» **WRITTEN PROBLEM**: Please return the lines of the data below unchanged, starting at the beginning of the data and going on through the line that contains "staticText: Swim Pace: (14, 479, 91, 495)", with both ends included.
* start RAW DATA *
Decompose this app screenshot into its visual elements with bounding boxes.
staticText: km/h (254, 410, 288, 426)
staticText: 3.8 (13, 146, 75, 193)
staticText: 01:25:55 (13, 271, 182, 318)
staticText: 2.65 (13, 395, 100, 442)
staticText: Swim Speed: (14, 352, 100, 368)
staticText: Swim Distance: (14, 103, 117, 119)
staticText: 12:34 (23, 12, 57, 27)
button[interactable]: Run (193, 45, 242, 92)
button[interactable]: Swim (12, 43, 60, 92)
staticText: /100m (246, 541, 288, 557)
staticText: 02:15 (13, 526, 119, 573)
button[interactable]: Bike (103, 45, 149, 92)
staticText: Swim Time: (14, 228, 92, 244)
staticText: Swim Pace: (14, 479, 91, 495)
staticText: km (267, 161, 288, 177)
* end RAW DATA *
» **SOLVED EXERCISE**:
Decompose this app screenshot into its visual elements with bounding boxes.
staticText: km/h (254, 410, 288, 426)
staticText: 3.8 (13, 146, 75, 193)
staticText: 01:25:55 (13, 271, 182, 318)
staticText: 2.65 (13, 395, 100, 442)
staticText: Swim Speed: (14, 352, 100, 368)
staticText: Swim Distance: (14, 103, 117, 119)
staticText: 12:34 (23, 12, 57, 27)
button[interactable]: Run (193, 45, 242, 92)
button[interactable]: Swim (12, 43, 60, 92)
staticText: /100m (246, 541, 288, 557)
staticText: 02:15 (13, 526, 119, 573)
button[interactable]: Bike (103, 45, 149, 92)
staticText: Swim Time: (14, 228, 92, 244)
staticText: Swim Pace: (14, 479, 91, 495)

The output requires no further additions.